__Problem statement__: Determine how many lines hold "JSON" and give only that number.

__Extracted entries__:
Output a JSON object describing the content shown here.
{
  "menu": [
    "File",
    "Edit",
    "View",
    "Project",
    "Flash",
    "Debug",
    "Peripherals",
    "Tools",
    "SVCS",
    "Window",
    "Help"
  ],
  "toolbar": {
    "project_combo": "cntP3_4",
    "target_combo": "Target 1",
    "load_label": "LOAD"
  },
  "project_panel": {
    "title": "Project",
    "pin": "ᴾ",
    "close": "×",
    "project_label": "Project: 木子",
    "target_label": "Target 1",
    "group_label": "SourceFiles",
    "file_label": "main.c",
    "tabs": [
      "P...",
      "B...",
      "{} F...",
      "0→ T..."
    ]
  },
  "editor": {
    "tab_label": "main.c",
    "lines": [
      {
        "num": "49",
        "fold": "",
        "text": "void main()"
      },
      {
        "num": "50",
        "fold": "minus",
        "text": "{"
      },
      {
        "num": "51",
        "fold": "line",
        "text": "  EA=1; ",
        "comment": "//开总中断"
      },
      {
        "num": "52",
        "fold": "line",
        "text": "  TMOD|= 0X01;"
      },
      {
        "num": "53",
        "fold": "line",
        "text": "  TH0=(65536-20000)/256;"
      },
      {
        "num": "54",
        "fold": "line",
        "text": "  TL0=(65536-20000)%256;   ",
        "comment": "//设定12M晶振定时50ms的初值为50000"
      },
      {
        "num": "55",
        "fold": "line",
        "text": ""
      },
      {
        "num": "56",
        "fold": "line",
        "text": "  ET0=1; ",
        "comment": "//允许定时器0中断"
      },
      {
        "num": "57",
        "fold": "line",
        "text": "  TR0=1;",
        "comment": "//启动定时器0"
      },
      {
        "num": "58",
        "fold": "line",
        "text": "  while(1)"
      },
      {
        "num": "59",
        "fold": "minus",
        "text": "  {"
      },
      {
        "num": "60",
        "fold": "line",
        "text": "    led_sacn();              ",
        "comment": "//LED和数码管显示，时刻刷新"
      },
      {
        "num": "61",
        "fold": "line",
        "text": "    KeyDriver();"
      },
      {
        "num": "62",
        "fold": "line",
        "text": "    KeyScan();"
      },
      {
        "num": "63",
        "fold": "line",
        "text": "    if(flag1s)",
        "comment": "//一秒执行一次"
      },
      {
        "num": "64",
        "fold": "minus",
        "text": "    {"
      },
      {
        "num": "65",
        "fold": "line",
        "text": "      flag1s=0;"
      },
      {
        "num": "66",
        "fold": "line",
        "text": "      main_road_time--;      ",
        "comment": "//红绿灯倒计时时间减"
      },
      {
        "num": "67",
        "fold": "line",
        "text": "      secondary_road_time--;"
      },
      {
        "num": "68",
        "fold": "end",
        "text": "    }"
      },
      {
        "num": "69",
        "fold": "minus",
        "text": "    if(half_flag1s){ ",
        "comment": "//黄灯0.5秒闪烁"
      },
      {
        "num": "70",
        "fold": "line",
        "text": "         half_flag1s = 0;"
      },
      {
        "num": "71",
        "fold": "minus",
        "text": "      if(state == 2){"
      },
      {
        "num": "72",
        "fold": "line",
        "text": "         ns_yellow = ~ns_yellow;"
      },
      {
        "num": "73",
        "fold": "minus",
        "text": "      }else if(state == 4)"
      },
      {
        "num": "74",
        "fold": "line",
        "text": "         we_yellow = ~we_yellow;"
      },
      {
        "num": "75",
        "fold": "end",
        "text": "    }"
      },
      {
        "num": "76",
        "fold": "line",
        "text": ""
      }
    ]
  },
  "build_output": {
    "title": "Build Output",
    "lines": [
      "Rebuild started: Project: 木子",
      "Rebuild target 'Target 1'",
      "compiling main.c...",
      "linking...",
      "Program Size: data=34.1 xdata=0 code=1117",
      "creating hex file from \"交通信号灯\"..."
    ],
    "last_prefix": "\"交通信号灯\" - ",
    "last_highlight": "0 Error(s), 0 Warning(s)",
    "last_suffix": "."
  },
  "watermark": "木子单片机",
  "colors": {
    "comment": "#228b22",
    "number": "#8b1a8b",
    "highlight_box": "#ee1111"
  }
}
...
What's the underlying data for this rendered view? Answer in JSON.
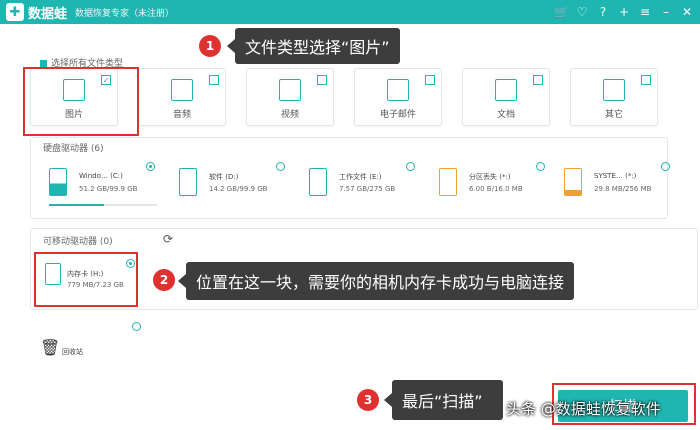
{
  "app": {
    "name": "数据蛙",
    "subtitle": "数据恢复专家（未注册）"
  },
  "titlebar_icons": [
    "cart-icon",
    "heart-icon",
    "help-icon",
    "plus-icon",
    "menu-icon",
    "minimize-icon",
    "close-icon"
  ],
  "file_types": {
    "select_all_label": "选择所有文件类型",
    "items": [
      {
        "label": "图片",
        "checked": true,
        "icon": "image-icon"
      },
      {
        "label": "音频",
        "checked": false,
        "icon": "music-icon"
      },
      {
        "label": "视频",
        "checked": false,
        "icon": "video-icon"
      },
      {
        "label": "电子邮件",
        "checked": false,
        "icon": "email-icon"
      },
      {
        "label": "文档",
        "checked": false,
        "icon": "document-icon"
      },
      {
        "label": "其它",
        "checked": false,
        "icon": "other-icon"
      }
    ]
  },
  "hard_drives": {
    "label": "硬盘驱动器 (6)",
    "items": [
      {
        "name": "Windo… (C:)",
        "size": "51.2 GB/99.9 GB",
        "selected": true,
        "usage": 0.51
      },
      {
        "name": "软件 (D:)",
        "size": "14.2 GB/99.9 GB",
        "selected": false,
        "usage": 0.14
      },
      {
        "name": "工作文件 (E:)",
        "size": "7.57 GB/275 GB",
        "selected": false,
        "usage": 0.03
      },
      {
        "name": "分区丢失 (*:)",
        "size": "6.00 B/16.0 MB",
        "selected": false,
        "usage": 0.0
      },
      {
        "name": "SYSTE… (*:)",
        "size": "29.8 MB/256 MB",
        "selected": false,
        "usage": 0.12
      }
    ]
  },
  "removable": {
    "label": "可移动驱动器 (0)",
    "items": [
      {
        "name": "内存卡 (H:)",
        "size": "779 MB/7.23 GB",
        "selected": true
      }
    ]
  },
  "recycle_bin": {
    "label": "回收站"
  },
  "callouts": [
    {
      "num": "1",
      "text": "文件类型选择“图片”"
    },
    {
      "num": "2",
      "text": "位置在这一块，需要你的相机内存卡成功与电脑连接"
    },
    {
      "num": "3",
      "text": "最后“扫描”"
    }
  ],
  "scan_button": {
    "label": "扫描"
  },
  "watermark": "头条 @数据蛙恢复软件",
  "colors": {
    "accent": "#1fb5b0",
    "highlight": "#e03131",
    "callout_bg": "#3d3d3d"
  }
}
==
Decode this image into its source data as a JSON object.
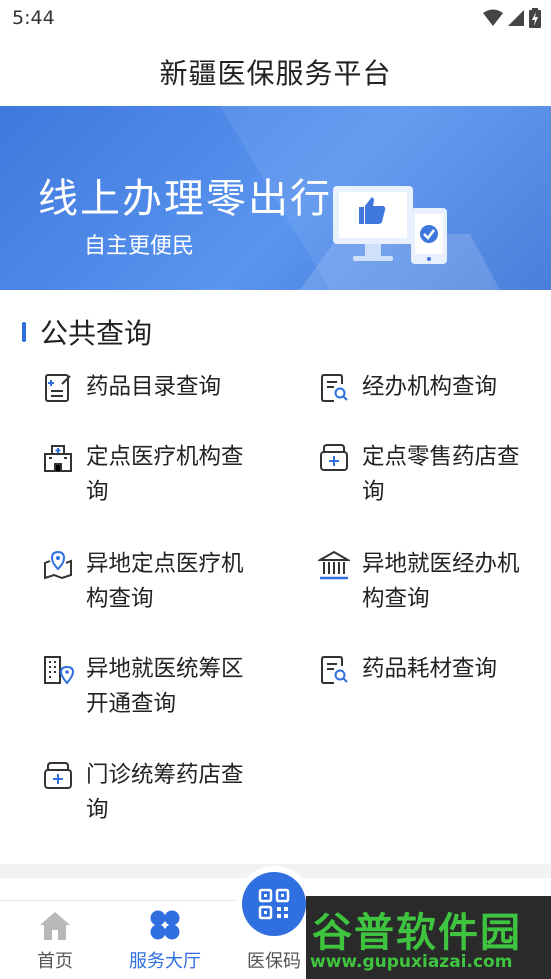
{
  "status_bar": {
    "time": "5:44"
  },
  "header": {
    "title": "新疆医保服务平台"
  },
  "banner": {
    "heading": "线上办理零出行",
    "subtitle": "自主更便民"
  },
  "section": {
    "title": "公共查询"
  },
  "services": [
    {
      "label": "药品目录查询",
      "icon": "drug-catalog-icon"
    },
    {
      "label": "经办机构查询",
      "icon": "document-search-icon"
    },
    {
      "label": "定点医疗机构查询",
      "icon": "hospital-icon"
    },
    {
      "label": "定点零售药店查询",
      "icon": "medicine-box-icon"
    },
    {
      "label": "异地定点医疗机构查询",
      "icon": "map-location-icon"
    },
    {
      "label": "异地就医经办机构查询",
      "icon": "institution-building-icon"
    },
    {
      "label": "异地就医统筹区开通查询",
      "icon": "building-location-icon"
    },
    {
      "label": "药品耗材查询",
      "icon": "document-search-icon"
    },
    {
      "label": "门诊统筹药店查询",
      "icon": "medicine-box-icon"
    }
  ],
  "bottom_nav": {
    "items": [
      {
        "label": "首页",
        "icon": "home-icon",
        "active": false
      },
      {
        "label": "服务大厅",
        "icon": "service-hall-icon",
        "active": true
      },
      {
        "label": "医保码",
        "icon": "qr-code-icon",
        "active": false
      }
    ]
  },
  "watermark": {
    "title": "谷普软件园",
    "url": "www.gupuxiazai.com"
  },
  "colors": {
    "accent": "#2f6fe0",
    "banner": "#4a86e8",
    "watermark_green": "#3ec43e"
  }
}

__Solution to the exercise__: 3